WRITTEN TASK
Return every line below as is, leaving out the pictures.

(Data records)
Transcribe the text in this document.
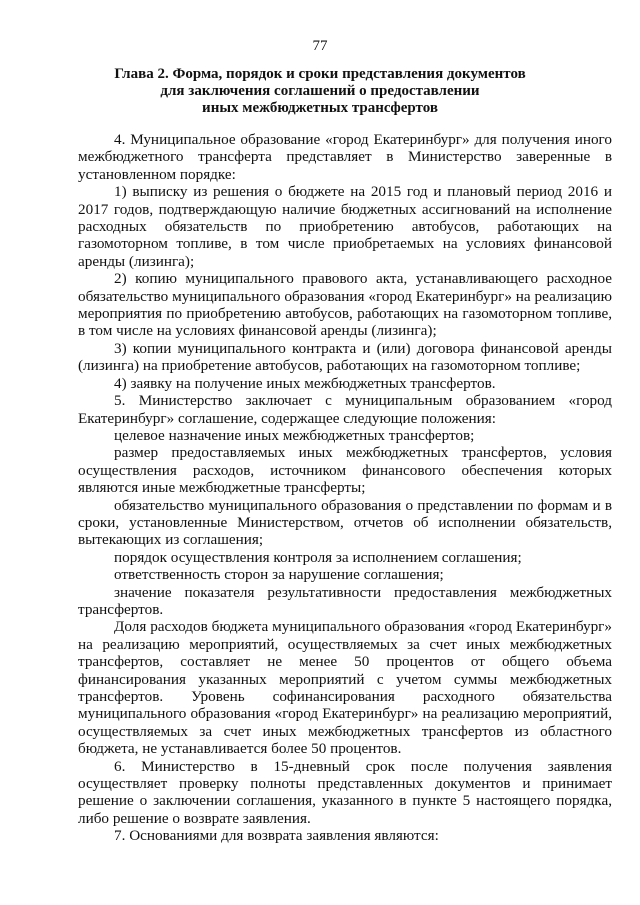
77
Глава 2. Форма, порядок и сроки представления документов
для заключения соглашений о предоставлении
иных межбюджетных трансфертов

4. Муниципальное образование «город Екатеринбург» для получения иного межбюджетного трансферта представляет в Министерство заверенные в установленном порядке:

1) выписку из решения о бюджете на 2015 год и плановый период 2016 и 2017 годов, подтверждающую наличие бюджетных ассигнований на исполнение расходных обязательств по приобретению автобусов, работающих на газомоторном топливе, в том числе приобретаемых на условиях финансовой аренды (лизинга);

2) копию муниципального правового акта, устанавливающего расходное обязательство муниципального образования «город Екатеринбург» на реализацию мероприятия по приобретению автобусов, работающих на газомоторном топливе, в том числе на условиях финансовой аренды (лизинга);

3) копии муниципального контракта и (или) договора финансовой аренды (лизинга) на приобретение автобусов, работающих на газомоторном топливе;

4) заявку на получение иных межбюджетных трансфертов.

5. Министерство заключает с муниципальным образованием «город Екатеринбург» соглашение, содержащее следующие положения:

целевое назначение иных межбюджетных трансфертов;

размер предоставляемых иных межбюджетных трансфертов, условия осуществления расходов, источником финансового обеспечения которых являются иные межбюджетные трансферты;

обязательство муниципального образования о представлении по формам и в сроки, установленные Министерством, отчетов об исполнении обязательств, вытекающих из соглашения;

порядок осуществления контроля за исполнением соглашения;

ответственность сторон за нарушение соглашения;

значение показателя результативности предоставления межбюджетных трансфертов.

Доля расходов бюджета муниципального образования «город Екатеринбург» на реализацию мероприятий, осуществляемых за счет иных межбюджетных трансфертов, составляет не менее 50 процентов от общего объема финансирования указанных мероприятий с учетом суммы межбюджетных трансфертов. Уровень софинансирования расходного обязательства муниципального образования «город Екатеринбург» на реализацию мероприятий, осуществляемых за счет иных межбюджетных трансфертов из областного бюджета, не устанавливается более 50 процентов.

6. Министерство в 15-дневный срок после получения заявления осуществляет проверку полноты представленных документов и принимает решение о заключении соглашения, указанного в пункте 5 настоящего порядка, либо решение о возврате заявления.

7. Основаниями для возврата заявления являются:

EXERCISE OUTPUT
Transcribe the text in this document.
77
Глава 2. Форма, порядок и сроки представления документов
для заключения соглашений о предоставлении
иных межбюджетных трансфертов

4. Муниципальное образование «город Екатеринбург» для получения иного межбюджетного трансферта представляет в Министерство заверенные в установленном порядке:

1) выписку из решения о бюджете на 2015 год и плановый период 2016 и 2017 годов, подтверждающую наличие бюджетных ассигнований на исполнение расходных обязательств по приобретению автобусов, работающих на газомоторном топливе, в том числе приобретаемых на условиях финансовой аренды (лизинга);

2) копию муниципального правового акта, устанавливающего расходное обязательство муниципального образования «город Екатеринбург» на реализацию мероприятия по приобретению автобусов, работающих на газомоторном топливе, в том числе на условиях финансовой аренды (лизинга);

3) копии муниципального контракта и (или) договора финансовой аренды (лизинга) на приобретение автобусов, работающих на газомоторном топливе;

4) заявку на получение иных межбюджетных трансфертов.

5. Министерство заключает с муниципальным образованием «город Екатеринбург» соглашение, содержащее следующие положения:

целевое назначение иных межбюджетных трансфертов;

размер предоставляемых иных межбюджетных трансфертов, условия осуществления расходов, источником финансового обеспечения которых являются иные межбюджетные трансферты;

обязательство муниципального образования о представлении по формам и в сроки, установленные Министерством, отчетов об исполнении обязательств, вытекающих из соглашения;

порядок осуществления контроля за исполнением соглашения;

ответственность сторон за нарушение соглашения;

значение показателя результативности предоставления межбюджетных трансфертов.

Доля расходов бюджета муниципального образования «город Екатеринбург» на реализацию мероприятий, осуществляемых за счет иных межбюджетных трансфертов, составляет не менее 50 процентов от общего объема финансирования указанных мероприятий с учетом суммы межбюджетных трансфертов. Уровень софинансирования расходного обязательства муниципального образования «город Екатеринбург» на реализацию мероприятий, осуществляемых за счет иных межбюджетных трансфертов из областного бюджета, не устанавливается более 50 процентов.

6. Министерство в 15-дневный срок после получения заявления осуществляет проверку полноты представленных документов и принимает решение о заключении соглашения, указанного в пункте 5 настоящего порядка, либо решение о возврате заявления.

7. Основаниями для возврата заявления являются:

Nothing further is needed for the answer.